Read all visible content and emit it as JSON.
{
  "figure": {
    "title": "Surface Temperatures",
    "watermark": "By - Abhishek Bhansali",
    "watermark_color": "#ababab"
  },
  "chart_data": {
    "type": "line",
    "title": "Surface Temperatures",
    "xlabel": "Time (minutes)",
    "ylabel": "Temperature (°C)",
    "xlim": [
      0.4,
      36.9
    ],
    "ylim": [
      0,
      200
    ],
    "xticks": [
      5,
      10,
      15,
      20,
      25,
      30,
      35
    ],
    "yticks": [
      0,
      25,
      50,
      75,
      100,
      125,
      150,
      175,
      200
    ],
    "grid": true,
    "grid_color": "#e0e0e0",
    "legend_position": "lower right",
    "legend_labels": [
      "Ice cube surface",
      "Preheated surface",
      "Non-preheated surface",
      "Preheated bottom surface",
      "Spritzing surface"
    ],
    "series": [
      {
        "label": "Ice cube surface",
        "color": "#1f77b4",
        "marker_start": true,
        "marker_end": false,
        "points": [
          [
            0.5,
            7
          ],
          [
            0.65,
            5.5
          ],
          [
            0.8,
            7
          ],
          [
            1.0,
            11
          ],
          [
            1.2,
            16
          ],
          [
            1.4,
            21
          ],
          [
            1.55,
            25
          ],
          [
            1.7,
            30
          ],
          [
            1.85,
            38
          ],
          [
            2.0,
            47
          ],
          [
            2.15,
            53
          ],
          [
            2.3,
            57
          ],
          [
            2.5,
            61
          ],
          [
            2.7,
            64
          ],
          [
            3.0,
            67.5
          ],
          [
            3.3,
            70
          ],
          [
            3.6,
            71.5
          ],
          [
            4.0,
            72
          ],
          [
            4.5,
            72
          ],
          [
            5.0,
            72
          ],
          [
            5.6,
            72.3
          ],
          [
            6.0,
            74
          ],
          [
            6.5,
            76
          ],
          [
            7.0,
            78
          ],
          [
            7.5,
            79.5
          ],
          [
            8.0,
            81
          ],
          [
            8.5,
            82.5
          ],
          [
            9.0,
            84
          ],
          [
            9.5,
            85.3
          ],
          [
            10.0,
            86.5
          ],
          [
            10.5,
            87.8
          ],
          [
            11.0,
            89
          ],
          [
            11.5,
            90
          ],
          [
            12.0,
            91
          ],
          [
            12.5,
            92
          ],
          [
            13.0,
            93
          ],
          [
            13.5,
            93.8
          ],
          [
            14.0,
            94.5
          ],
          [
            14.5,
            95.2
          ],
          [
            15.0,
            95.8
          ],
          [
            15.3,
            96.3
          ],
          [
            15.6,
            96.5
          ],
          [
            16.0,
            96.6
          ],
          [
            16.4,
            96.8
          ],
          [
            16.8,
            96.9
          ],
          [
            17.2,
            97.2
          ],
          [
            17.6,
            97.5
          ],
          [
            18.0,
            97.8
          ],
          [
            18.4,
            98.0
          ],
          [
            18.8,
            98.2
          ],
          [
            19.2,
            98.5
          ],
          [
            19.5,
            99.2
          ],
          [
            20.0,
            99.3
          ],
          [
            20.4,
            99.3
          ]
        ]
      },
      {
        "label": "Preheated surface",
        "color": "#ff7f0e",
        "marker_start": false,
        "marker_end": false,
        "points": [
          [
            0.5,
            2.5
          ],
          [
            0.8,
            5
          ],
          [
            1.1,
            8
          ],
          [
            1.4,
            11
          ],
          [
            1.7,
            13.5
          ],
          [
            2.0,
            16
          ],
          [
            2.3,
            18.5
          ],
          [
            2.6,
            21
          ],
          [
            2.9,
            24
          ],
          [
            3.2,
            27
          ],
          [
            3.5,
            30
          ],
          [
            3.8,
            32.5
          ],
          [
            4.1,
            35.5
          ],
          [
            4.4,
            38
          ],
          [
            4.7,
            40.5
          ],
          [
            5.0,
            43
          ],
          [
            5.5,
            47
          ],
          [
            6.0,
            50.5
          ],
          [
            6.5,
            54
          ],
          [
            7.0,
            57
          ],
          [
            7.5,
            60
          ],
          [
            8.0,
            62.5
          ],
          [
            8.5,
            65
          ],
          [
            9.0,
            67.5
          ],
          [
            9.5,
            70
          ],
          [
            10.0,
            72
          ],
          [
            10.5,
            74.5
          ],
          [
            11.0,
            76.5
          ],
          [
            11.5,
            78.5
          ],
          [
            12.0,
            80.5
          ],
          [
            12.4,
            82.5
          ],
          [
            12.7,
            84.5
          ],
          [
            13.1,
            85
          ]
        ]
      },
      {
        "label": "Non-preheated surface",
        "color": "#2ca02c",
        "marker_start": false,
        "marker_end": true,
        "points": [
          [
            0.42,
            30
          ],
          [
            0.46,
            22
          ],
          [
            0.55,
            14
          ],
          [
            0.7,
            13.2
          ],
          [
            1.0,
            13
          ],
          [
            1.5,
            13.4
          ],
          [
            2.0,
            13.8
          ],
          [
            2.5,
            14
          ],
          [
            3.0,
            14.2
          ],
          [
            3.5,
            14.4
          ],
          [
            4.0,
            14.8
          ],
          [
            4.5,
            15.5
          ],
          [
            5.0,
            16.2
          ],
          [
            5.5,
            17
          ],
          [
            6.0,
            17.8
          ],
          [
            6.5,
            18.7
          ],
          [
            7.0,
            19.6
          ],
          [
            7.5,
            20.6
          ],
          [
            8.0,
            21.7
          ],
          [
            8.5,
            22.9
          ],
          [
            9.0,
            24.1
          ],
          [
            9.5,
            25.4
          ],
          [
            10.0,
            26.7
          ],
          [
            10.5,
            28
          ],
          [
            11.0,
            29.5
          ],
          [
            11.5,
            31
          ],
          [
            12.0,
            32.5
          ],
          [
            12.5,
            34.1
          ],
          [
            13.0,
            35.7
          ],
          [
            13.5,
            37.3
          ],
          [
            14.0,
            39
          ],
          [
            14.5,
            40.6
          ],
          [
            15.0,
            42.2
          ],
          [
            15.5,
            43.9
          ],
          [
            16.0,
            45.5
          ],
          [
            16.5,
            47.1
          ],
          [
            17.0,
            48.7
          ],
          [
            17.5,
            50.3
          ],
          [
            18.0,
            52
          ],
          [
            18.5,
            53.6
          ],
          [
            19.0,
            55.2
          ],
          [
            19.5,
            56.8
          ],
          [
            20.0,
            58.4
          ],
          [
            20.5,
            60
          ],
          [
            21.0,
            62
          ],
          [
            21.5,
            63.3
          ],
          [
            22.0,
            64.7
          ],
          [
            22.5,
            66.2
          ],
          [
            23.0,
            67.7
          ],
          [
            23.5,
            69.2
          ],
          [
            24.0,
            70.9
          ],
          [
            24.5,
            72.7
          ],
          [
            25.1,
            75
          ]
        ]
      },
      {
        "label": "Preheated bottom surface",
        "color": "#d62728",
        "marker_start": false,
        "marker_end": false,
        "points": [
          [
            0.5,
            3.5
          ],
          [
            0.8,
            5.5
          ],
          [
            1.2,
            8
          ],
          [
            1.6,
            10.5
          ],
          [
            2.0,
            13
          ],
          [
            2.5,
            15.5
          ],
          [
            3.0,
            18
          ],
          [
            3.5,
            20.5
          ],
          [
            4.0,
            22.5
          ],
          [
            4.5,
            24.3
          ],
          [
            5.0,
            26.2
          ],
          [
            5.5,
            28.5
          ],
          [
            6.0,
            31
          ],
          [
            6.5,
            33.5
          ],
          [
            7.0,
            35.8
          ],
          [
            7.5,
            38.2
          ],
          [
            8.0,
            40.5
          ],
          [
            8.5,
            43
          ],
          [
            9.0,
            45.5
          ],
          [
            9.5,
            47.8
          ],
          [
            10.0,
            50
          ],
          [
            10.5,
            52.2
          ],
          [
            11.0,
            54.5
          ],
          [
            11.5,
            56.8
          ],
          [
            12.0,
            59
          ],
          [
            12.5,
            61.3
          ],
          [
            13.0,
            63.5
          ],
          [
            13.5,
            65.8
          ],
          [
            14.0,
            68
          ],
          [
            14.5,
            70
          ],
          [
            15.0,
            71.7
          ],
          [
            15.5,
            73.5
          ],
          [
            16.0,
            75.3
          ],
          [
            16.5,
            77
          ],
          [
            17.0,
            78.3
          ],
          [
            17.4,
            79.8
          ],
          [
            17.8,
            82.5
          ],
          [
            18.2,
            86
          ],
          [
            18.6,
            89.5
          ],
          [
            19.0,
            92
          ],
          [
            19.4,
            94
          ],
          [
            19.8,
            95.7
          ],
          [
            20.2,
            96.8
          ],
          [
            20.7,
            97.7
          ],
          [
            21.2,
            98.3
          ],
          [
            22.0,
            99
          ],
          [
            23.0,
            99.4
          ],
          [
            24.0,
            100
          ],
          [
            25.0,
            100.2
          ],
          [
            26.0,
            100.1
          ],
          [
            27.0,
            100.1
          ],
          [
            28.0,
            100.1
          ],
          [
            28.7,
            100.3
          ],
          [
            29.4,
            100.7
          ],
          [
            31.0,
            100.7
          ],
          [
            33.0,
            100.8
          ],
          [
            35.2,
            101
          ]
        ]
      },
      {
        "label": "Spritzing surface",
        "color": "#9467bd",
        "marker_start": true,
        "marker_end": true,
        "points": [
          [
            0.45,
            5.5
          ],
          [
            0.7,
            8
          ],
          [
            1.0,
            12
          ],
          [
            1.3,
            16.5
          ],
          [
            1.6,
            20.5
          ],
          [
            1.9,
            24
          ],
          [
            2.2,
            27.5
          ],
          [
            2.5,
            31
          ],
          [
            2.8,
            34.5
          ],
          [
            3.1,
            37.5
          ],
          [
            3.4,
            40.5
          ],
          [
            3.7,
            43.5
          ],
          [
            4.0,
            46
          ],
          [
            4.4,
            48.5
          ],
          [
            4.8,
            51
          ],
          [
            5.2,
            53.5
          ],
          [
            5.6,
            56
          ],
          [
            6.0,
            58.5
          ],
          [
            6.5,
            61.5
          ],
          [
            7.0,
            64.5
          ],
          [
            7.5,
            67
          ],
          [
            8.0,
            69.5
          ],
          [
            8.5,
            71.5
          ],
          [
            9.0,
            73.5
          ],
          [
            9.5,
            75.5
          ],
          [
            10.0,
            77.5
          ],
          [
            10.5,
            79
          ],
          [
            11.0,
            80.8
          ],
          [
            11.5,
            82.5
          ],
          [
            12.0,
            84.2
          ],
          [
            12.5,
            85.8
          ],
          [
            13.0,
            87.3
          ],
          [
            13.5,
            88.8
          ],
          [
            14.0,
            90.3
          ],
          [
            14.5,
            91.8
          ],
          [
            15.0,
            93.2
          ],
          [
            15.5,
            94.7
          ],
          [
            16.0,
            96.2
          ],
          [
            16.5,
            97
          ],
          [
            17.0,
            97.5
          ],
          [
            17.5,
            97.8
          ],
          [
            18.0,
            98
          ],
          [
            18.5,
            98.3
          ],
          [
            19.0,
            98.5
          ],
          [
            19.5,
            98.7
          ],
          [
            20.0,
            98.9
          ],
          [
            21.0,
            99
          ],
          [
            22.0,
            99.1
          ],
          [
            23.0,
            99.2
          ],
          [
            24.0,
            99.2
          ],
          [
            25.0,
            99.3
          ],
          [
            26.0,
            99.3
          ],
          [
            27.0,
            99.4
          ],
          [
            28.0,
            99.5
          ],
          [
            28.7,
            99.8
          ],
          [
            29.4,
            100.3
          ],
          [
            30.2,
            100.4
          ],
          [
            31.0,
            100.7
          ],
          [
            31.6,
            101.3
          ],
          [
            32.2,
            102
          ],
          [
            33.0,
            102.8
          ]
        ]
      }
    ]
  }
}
##########
» Task to complete
Look above for every line with the word "Spritzing" and copy it.

» Task solution
      "Spritzing surface"
        "label": "Spritzing surface",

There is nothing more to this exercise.